PROBLEM DETAILS: Where the data below shows a picture, leave that picture out and copy the rest exactly.
- - - -
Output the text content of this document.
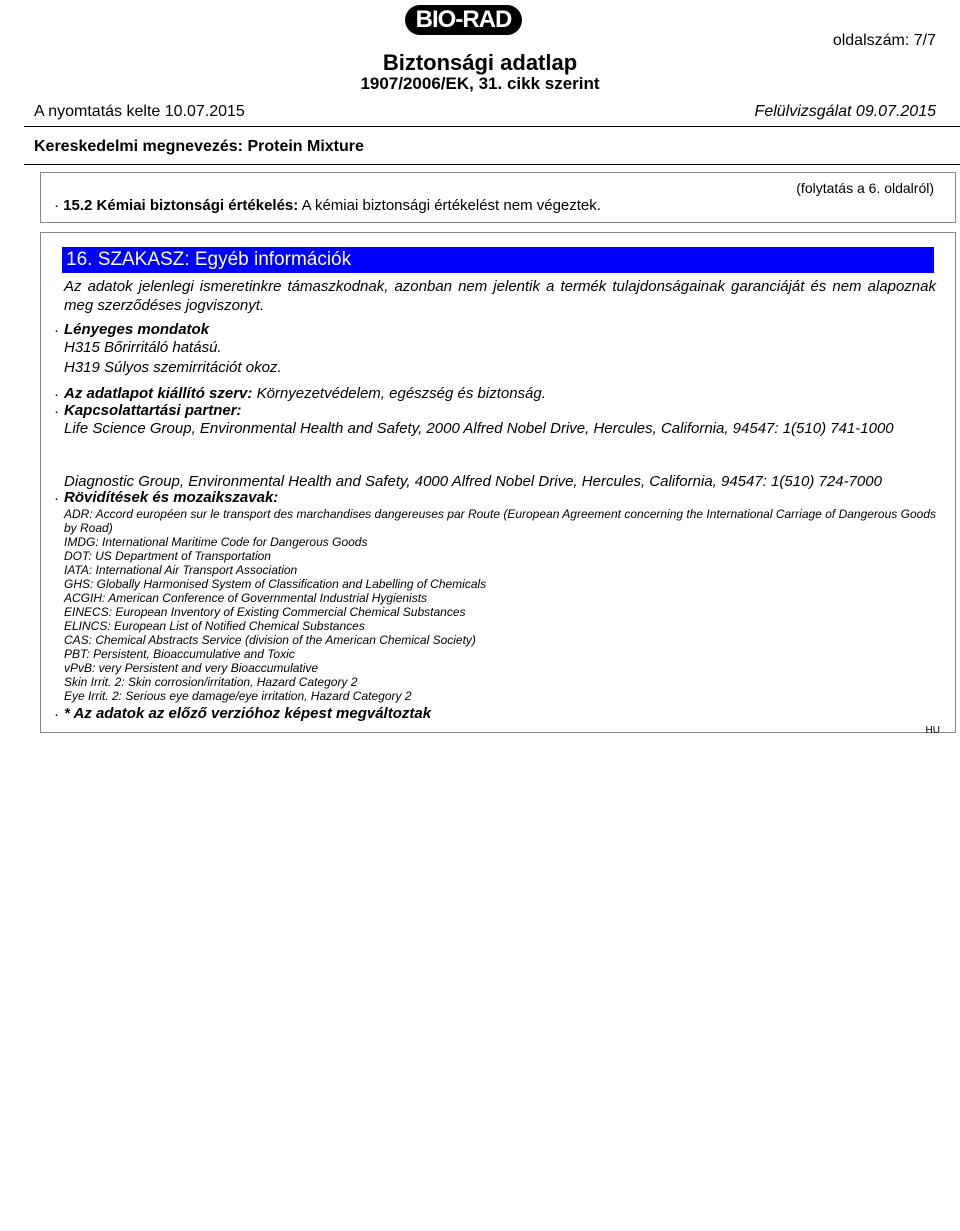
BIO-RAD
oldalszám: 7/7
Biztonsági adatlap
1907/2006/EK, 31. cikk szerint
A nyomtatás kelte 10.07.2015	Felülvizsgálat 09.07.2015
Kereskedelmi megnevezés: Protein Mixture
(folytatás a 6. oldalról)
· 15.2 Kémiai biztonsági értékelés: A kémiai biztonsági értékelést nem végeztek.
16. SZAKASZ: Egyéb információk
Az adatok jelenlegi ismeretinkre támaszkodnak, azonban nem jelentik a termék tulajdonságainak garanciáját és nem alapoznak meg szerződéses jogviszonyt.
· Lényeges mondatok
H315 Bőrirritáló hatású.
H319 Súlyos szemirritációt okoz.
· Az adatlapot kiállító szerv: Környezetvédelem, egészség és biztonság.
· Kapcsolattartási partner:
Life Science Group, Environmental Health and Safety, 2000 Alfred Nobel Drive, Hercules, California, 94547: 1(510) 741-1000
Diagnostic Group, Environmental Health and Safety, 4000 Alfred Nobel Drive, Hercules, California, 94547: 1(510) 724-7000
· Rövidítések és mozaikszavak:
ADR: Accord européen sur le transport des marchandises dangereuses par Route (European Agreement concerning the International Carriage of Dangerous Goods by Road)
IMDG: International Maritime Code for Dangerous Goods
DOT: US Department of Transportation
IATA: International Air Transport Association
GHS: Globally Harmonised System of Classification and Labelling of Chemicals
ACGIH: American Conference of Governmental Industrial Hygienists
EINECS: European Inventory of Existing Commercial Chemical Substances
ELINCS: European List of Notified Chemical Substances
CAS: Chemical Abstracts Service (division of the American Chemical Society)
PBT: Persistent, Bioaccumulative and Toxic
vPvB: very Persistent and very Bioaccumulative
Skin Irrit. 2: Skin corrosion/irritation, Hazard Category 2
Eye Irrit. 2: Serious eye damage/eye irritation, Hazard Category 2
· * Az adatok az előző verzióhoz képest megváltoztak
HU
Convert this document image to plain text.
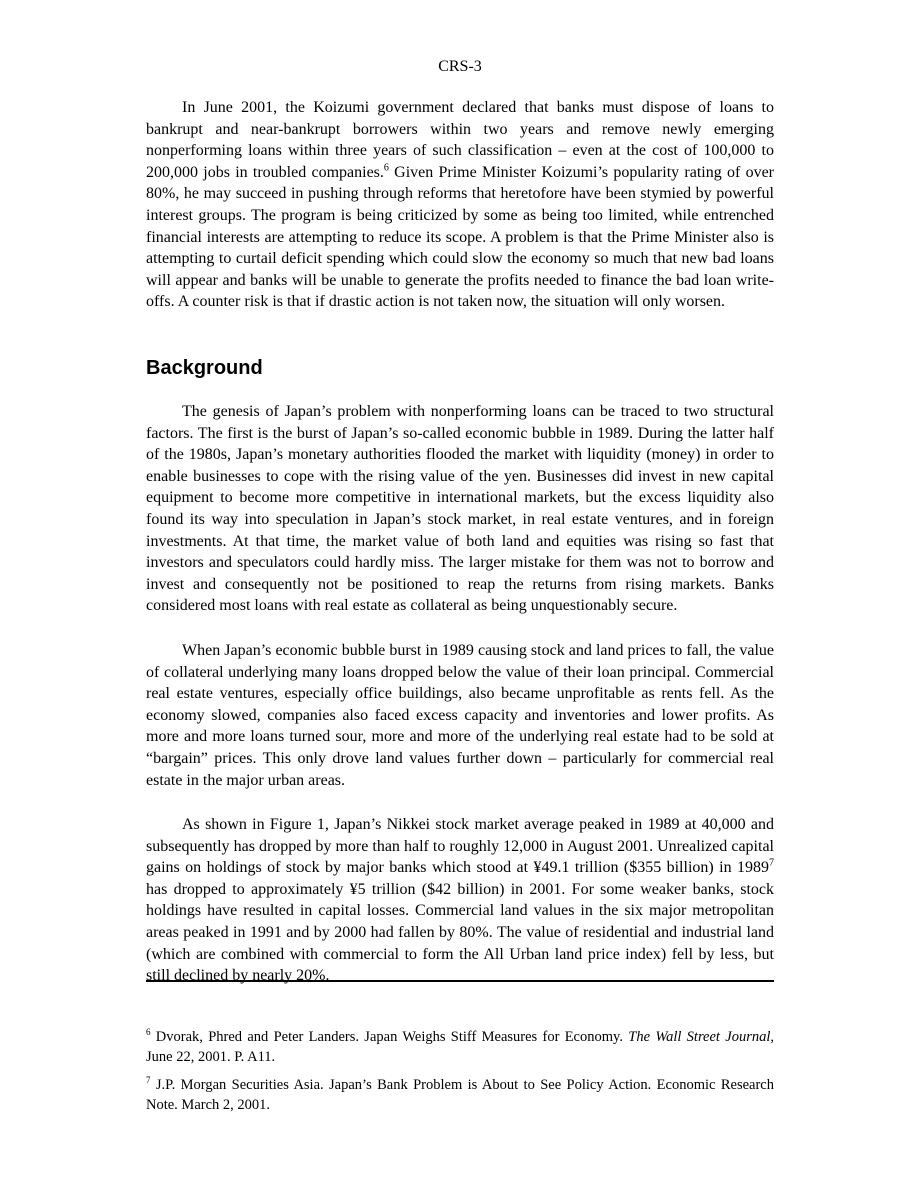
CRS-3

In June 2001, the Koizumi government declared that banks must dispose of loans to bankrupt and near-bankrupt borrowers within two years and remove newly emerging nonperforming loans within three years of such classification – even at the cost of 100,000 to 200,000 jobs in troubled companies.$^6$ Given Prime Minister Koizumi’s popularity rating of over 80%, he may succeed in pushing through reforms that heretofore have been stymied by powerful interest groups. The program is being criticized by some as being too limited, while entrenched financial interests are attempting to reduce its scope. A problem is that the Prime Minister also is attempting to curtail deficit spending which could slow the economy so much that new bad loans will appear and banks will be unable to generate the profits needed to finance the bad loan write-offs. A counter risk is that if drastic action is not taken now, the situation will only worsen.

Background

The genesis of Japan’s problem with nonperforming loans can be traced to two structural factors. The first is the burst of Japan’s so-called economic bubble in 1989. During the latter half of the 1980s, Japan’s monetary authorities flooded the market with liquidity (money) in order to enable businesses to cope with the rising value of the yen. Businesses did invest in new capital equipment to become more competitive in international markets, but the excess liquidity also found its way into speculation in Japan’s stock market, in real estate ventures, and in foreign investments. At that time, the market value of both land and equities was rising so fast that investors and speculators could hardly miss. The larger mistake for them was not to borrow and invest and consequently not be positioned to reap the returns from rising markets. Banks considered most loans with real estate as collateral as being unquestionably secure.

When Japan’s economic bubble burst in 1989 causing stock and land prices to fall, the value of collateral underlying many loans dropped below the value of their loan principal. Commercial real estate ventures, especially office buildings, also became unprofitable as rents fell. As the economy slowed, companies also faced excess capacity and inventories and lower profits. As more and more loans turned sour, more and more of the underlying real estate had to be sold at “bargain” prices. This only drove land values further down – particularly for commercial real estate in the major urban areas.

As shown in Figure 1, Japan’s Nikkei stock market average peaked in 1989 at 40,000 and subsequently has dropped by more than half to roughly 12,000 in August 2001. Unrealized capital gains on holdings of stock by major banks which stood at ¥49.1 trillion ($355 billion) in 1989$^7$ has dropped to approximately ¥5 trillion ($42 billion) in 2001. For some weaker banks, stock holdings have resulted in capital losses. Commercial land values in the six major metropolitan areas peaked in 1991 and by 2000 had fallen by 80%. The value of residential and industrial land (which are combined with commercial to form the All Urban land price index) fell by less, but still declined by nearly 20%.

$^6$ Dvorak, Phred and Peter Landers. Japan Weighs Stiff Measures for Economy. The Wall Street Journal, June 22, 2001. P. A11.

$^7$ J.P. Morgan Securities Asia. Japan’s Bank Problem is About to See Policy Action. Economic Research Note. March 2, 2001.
- - - -
WRITTEN SOLUTION:
Output the text content of this document.
BIO-RAD
oldalszám: 7/7
Biztonsági adatlap
1907/2006/EK, 31. cikk szerint
A nyomtatás kelte 10.07.2015	Felülvizsgálat 09.07.2015
Kereskedelmi megnevezés: Protein Mixture
(folytatás a 6. oldalról)
· 15.2 Kémiai biztonsági értékelés: A kémiai biztonsági értékelést nem végeztek.
16. SZAKASZ: Egyéb információk
Az adatok jelenlegi ismeretinkre támaszkodnak, azonban nem jelentik a termék tulajdonságainak garanciáját és nem alapoznak meg szerződéses jogviszonyt.
· Lényeges mondatok
H315 Bőrirritáló hatású.
H319 Súlyos szemirritációt okoz.
· Az adatlapot kiállító szerv: Környezetvédelem, egészség és biztonság.
· Kapcsolattartási partner:
Life Science Group, Environmental Health and Safety, 2000 Alfred Nobel Drive, Hercules, California, 94547: 1(510) 741-1000
Diagnostic Group, Environmental Health and Safety, 4000 Alfred Nobel Drive, Hercules, California, 94547: 1(510) 724-7000
· Rövidítések és mozaikszavak:
ADR: Accord européen sur le transport des marchandises dangereuses par Route (European Agreement concerning the International Carriage of Dangerous Goods by Road)
IMDG: International Maritime Code for Dangerous Goods
DOT: US Department of Transportation
IATA: International Air Transport Association
GHS: Globally Harmonised System of Classification and Labelling of Chemicals
ACGIH: American Conference of Governmental Industrial Hygienists
EINECS: European Inventory of Existing Commercial Chemical Substances
ELINCS: European List of Notified Chemical Substances
CAS: Chemical Abstracts Service (division of the American Chemical Society)
PBT: Persistent, Bioaccumulative and Toxic
vPvB: very Persistent and very Bioaccumulative
Skin Irrit. 2: Skin corrosion/irritation, Hazard Category 2
Eye Irrit. 2: Serious eye damage/eye irritation, Hazard Category 2
· * Az adatok az előző verzióhoz képest megváltoztak
HU
Convert this document image to plain text.
CRS-3

In June 2001, the Koizumi government declared that banks must dispose of loans to bankrupt and near-bankrupt borrowers within two years and remove newly emerging nonperforming loans within three years of such classification – even at the cost of 100,000 to 200,000 jobs in troubled companies.$^6$ Given Prime Minister Koizumi’s popularity rating of over 80%, he may succeed in pushing through reforms that heretofore have been stymied by powerful interest groups. The program is being criticized by some as being too limited, while entrenched financial interests are attempting to reduce its scope. A problem is that the Prime Minister also is attempting to curtail deficit spending which could slow the economy so much that new bad loans will appear and banks will be unable to generate the profits needed to finance the bad loan write-offs. A counter risk is that if drastic action is not taken now, the situation will only worsen.

Background

The genesis of Japan’s problem with nonperforming loans can be traced to two structural factors. The first is the burst of Japan’s so-called economic bubble in 1989. During the latter half of the 1980s, Japan’s monetary authorities flooded the market with liquidity (money) in order to enable businesses to cope with the rising value of the yen. Businesses did invest in new capital equipment to become more competitive in international markets, but the excess liquidity also found its way into speculation in Japan’s stock market, in real estate ventures, and in foreign investments. At that time, the market value of both land and equities was rising so fast that investors and speculators could hardly miss. The larger mistake for them was not to borrow and invest and consequently not be positioned to reap the returns from rising markets. Banks considered most loans with real estate as collateral as being unquestionably secure.

When Japan’s economic bubble burst in 1989 causing stock and land prices to fall, the value of collateral underlying many loans dropped below the value of their loan principal. Commercial real estate ventures, especially office buildings, also became unprofitable as rents fell. As the economy slowed, companies also faced excess capacity and inventories and lower profits. As more and more loans turned sour, more and more of the underlying real estate had to be sold at “bargain” prices. This only drove land values further down – particularly for commercial real estate in the major urban areas.

As shown in Figure 1, Japan’s Nikkei stock market average peaked in 1989 at 40,000 and subsequently has dropped by more than half to roughly 12,000 in August 2001. Unrealized capital gains on holdings of stock by major banks which stood at ¥49.1 trillion ($355 billion) in 1989$^7$ has dropped to approximately ¥5 trillion ($42 billion) in 2001. For some weaker banks, stock holdings have resulted in capital losses. Commercial land values in the six major metropolitan areas peaked in 1991 and by 2000 had fallen by 80%. The value of residential and industrial land (which are combined with commercial to form the All Urban land price index) fell by less, but still declined by nearly 20%.

$^6$ Dvorak, Phred and Peter Landers. Japan Weighs Stiff Measures for Economy. The Wall Street Journal, June 22, 2001. P. A11.

$^7$ J.P. Morgan Securities Asia. Japan’s Bank Problem is About to See Policy Action. Economic Research Note. March 2, 2001.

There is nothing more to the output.